Stated task
Lines that hold the word "REMUNERACIÓN" should be located and copied.

Exercise data
···

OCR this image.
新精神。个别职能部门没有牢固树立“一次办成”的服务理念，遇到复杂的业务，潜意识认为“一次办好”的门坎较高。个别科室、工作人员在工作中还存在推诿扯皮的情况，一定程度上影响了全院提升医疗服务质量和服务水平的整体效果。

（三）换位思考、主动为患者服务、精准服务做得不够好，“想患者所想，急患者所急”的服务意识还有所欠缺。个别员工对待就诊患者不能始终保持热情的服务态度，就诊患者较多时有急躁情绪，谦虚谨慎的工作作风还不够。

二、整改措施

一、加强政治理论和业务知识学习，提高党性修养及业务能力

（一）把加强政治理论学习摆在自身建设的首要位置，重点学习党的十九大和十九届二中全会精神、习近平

···

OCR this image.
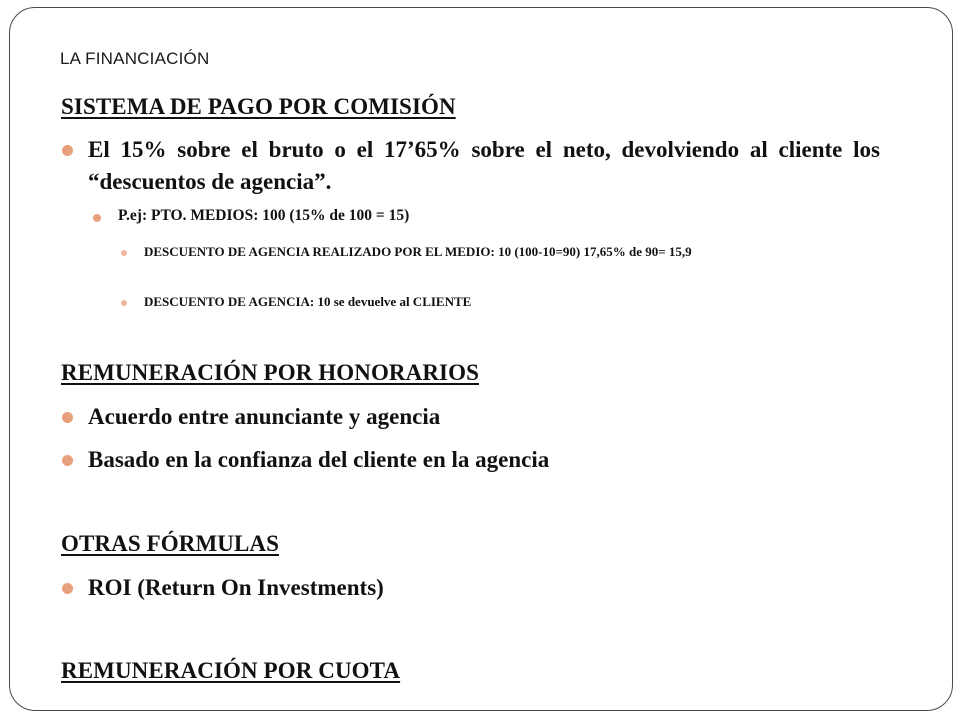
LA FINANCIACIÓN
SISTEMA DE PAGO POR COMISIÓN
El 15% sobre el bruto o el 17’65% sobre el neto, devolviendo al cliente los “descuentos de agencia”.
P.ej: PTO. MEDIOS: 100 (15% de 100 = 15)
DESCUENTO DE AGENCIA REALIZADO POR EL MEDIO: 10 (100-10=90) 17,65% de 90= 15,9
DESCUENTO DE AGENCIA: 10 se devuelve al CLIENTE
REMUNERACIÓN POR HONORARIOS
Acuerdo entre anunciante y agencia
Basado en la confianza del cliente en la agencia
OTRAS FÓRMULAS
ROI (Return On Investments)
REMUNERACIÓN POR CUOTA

···

Problem solution
REMUNERACIÓN POR HONORARIOS
REMUNERACIÓN POR CUOTA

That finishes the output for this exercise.